Problem statement
Copy each line of the data below with the word "title".

Excerpt from a dataset
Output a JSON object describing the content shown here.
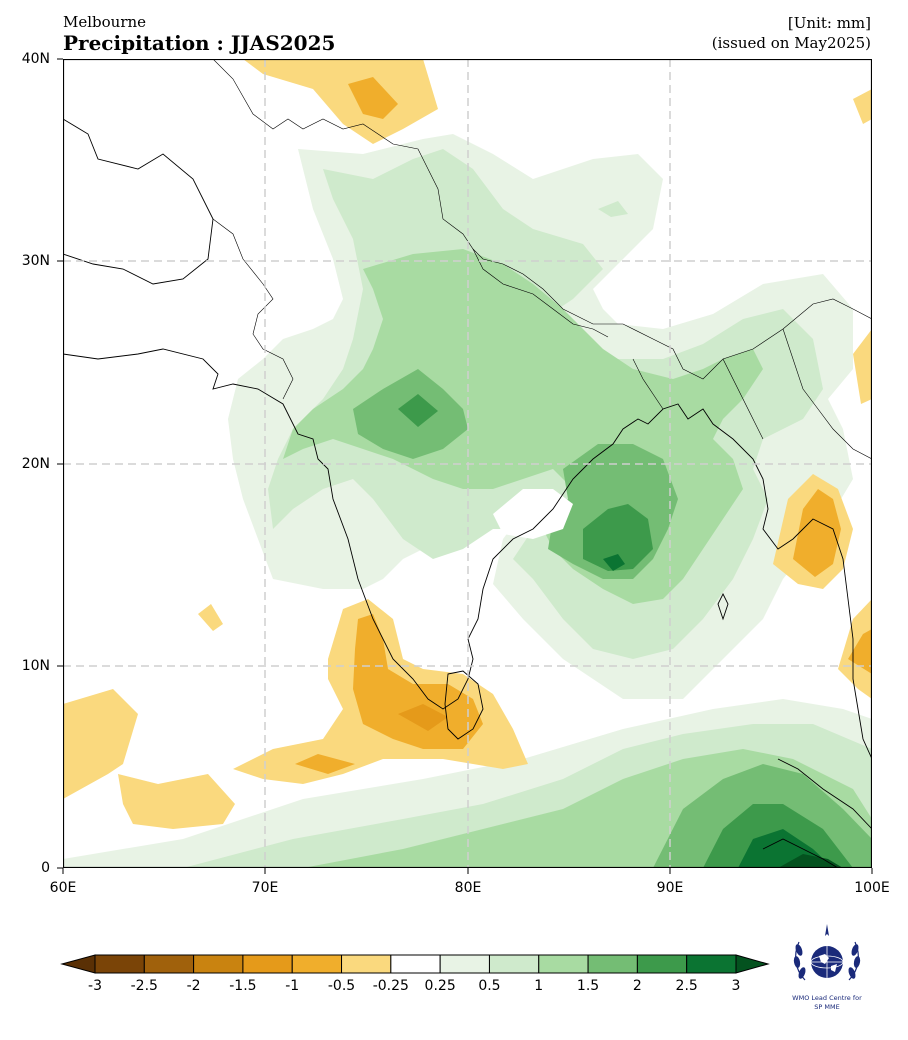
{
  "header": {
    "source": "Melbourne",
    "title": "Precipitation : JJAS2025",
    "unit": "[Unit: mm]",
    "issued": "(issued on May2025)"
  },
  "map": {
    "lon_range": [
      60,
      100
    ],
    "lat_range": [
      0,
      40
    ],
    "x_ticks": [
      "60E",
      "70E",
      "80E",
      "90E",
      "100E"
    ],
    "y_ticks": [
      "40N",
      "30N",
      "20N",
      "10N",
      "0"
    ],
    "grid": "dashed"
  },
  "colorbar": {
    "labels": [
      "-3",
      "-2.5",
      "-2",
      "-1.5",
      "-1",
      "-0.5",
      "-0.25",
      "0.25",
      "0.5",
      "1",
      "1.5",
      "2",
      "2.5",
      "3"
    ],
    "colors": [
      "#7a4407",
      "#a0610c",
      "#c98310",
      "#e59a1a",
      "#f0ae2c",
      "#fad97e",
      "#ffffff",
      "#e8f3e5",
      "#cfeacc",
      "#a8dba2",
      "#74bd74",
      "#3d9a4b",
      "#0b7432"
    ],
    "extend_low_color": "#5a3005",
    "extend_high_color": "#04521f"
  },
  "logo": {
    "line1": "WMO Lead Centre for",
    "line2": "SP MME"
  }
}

...

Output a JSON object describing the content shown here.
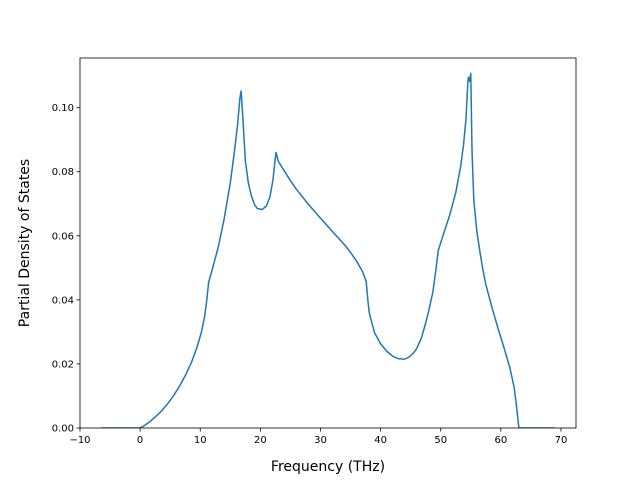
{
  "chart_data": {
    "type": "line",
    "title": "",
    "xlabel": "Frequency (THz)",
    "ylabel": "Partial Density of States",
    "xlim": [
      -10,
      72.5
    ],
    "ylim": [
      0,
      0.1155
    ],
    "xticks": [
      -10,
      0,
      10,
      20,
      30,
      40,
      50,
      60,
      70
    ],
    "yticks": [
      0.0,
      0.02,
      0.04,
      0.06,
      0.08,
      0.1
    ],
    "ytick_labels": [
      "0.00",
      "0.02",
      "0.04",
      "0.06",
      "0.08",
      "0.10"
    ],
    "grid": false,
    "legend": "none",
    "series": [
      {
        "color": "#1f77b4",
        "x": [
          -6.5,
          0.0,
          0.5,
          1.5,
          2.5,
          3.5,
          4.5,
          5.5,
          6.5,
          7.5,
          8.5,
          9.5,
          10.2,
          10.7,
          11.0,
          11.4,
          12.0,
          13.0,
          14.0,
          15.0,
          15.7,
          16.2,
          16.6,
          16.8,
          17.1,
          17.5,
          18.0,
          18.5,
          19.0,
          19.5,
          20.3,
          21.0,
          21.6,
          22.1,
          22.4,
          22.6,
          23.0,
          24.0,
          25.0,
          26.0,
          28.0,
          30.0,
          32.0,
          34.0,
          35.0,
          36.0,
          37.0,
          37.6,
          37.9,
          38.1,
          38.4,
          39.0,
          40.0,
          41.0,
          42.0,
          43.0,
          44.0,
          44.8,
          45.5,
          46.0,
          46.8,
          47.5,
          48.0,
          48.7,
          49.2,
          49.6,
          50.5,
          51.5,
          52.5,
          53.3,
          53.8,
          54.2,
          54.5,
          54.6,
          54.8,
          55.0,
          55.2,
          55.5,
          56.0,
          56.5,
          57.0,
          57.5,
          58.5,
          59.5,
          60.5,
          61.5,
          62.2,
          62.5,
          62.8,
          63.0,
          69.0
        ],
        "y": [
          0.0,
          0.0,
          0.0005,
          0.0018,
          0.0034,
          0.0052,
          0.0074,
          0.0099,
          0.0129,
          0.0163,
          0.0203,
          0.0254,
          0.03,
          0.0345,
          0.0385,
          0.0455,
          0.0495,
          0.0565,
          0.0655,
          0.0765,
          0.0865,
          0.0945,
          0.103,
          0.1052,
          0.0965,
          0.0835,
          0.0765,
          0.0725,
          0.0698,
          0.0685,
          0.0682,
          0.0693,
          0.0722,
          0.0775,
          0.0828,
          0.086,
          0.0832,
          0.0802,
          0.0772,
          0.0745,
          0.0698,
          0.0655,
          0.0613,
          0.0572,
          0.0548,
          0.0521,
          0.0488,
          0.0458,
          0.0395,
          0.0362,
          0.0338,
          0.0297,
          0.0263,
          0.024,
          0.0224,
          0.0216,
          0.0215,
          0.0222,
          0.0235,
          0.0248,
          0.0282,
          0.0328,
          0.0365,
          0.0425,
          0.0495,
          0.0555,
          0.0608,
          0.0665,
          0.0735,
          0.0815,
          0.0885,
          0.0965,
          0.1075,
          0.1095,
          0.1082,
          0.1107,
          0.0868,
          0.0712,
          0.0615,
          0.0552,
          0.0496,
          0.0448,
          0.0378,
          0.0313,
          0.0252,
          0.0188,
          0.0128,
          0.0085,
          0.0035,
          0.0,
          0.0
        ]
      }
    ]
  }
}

Final answer
    "title": "Precipitation : JJAS2025",
    "title": "",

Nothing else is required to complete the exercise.